### EXERCISE OBJECTIVE
Report each line of the data that includes the word "صاحب".

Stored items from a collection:
(begin)

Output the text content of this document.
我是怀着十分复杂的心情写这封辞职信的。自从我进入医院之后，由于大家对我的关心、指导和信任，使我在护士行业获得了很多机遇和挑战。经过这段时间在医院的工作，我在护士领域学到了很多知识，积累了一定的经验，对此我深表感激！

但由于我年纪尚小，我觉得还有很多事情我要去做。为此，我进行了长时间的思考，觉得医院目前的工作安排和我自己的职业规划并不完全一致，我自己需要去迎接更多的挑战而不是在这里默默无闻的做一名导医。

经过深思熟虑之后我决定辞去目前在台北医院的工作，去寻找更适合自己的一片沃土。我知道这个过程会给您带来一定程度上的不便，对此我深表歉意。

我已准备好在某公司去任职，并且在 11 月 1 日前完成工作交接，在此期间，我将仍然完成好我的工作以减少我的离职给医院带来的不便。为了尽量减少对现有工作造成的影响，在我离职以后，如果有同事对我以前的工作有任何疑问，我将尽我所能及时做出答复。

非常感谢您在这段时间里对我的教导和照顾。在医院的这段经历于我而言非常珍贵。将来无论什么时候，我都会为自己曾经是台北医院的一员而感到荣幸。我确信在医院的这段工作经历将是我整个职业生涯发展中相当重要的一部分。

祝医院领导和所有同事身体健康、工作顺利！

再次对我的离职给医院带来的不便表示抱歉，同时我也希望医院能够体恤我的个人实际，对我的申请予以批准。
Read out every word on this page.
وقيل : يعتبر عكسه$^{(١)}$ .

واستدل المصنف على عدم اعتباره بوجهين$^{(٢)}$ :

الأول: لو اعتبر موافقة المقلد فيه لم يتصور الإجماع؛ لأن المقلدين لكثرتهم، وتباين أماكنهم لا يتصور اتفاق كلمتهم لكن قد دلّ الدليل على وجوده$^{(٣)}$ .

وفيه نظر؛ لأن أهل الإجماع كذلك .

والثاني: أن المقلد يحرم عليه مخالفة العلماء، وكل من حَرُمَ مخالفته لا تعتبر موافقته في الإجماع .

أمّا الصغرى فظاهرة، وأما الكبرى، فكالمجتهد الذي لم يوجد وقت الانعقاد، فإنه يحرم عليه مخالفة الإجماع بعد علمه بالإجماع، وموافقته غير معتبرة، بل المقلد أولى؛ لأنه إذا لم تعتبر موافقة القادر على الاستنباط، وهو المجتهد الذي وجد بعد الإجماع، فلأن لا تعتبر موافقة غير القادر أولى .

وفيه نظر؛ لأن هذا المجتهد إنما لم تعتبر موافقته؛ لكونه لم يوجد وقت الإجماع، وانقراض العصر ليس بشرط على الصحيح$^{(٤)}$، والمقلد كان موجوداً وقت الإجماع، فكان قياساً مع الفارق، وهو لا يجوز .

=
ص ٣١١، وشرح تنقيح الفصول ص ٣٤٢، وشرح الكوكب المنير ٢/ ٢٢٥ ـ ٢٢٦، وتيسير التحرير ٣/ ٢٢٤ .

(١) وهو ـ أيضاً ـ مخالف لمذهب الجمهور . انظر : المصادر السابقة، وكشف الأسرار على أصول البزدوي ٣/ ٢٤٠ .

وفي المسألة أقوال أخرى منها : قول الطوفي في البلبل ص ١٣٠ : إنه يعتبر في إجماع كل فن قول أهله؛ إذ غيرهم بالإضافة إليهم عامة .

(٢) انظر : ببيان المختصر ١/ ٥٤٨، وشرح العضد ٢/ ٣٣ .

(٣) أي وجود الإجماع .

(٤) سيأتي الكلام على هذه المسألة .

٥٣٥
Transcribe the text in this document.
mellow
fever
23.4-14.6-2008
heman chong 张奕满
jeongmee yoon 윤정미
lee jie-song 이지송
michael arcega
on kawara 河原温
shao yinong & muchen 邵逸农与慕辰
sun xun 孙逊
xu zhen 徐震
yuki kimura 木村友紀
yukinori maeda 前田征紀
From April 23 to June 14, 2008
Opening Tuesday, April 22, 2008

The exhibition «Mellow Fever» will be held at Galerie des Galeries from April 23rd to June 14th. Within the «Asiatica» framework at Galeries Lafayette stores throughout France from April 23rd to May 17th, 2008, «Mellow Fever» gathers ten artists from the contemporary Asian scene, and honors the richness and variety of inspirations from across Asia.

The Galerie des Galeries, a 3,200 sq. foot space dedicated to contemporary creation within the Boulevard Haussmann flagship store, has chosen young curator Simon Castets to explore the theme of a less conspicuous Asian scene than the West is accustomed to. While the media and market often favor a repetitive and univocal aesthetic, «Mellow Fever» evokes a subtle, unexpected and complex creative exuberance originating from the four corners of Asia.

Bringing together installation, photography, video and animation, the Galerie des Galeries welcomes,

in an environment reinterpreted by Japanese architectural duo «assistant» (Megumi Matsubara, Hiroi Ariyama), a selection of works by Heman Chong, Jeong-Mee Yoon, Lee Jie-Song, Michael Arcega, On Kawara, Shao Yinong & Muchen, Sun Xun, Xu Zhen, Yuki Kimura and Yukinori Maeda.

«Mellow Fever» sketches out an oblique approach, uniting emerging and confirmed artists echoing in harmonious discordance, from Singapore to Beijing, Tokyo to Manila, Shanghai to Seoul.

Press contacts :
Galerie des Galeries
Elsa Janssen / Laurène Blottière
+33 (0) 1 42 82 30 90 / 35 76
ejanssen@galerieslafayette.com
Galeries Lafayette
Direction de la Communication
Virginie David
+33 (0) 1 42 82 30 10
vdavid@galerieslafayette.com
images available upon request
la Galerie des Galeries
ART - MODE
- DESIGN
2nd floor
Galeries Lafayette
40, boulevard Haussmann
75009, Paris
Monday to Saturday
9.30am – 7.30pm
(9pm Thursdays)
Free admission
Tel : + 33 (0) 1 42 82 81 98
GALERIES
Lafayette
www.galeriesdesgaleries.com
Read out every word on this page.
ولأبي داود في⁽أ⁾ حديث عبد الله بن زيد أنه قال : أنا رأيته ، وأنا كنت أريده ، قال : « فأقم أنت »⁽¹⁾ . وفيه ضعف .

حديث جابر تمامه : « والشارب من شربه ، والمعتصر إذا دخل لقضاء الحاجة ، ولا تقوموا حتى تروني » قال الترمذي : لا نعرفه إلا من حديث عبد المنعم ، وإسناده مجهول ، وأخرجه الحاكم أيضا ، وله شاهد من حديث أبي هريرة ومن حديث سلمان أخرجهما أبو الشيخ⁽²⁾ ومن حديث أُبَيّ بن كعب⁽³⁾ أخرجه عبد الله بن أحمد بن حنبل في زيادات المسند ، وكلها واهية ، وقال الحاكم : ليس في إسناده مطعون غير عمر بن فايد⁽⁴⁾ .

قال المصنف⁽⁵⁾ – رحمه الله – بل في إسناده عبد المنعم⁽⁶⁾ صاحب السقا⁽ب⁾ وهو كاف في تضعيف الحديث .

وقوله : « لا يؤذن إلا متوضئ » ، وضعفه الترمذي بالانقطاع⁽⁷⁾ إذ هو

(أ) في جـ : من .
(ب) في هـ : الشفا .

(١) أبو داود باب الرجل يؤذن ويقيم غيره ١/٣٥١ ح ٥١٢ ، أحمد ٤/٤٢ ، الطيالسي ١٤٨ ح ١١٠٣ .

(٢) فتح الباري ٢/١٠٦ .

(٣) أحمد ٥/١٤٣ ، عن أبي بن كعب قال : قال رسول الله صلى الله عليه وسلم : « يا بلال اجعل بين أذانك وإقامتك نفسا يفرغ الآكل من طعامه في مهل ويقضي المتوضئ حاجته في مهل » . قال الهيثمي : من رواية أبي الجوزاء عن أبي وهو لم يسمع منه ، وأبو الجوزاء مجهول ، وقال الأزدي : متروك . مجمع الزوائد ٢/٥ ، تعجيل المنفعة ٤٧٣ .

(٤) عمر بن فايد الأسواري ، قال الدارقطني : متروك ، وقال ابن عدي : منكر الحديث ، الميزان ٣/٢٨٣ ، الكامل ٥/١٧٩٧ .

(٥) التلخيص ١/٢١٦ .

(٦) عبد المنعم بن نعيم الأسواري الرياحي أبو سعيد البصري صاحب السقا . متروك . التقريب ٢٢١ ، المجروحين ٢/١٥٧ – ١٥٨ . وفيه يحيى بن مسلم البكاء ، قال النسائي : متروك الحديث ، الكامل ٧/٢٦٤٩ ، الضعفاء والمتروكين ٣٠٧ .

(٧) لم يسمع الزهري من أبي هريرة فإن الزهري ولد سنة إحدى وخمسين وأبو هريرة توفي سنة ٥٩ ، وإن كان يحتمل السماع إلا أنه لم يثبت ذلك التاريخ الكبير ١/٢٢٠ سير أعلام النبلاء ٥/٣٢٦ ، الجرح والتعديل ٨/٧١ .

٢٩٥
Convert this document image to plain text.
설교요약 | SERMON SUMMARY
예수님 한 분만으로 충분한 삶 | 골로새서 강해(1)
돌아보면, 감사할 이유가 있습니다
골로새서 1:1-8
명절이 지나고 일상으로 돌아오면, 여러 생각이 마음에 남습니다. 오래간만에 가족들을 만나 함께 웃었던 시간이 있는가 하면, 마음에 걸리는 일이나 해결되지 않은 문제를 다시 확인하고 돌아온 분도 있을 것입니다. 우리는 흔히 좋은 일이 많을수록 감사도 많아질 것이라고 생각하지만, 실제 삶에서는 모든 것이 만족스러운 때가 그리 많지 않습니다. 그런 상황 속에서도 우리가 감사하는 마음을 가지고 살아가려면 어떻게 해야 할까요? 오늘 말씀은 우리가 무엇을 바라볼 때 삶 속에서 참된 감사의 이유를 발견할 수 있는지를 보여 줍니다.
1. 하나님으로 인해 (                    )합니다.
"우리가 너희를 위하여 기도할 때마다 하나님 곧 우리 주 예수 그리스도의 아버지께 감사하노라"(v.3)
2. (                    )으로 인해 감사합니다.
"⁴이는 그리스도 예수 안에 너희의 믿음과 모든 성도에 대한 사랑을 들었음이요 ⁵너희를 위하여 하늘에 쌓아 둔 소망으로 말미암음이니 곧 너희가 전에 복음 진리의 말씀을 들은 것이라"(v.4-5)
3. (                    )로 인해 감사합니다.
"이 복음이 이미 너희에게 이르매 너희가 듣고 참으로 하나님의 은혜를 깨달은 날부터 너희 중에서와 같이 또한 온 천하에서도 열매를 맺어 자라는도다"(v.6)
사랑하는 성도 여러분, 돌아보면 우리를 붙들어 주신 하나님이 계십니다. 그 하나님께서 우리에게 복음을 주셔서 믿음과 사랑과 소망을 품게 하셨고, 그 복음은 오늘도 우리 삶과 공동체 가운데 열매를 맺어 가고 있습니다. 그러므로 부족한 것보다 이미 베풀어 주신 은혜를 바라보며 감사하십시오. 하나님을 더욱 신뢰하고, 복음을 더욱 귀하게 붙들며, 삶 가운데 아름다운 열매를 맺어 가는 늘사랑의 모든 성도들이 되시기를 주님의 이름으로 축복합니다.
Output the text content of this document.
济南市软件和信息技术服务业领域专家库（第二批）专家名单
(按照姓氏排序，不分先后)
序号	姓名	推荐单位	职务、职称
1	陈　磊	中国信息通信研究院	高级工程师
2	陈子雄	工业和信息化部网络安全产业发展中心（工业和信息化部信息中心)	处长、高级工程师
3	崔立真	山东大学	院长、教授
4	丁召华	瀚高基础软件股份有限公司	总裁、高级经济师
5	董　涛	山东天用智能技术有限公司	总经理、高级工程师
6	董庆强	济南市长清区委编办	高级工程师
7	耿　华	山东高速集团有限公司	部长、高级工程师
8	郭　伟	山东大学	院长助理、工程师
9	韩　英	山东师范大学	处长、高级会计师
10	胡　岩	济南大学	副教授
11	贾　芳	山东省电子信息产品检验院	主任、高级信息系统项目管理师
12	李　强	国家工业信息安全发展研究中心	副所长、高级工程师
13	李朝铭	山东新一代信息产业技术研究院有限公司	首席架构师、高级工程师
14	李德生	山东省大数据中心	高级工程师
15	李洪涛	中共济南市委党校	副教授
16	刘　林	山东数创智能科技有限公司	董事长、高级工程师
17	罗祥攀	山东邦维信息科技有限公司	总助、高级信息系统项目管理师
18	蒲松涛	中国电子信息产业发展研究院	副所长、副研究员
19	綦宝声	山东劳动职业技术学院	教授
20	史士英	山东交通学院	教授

(end)

### THE ANSWER
قال المصنف⁽⁵⁾ – رحمه الله – بل في إسناده عبد المنعم⁽⁶⁾ صاحب السقا⁽ب⁾ وهو كاف في تضعيف الحديث .
(٦) عبد المنعم بن نعيم الأسواري الرياحي أبو سعيد البصري صاحب السقا . متروك . التقريب ٢٢١ ، المجروحين ٢/١٥٧ – ١٥٨ . وفيه يحيى بن مسلم البكاء ، قال النسائي : متروك الحديث ، الكامل ٧/٢٦٤٩ ، الضعفاء والمتروكين ٣٠٧ .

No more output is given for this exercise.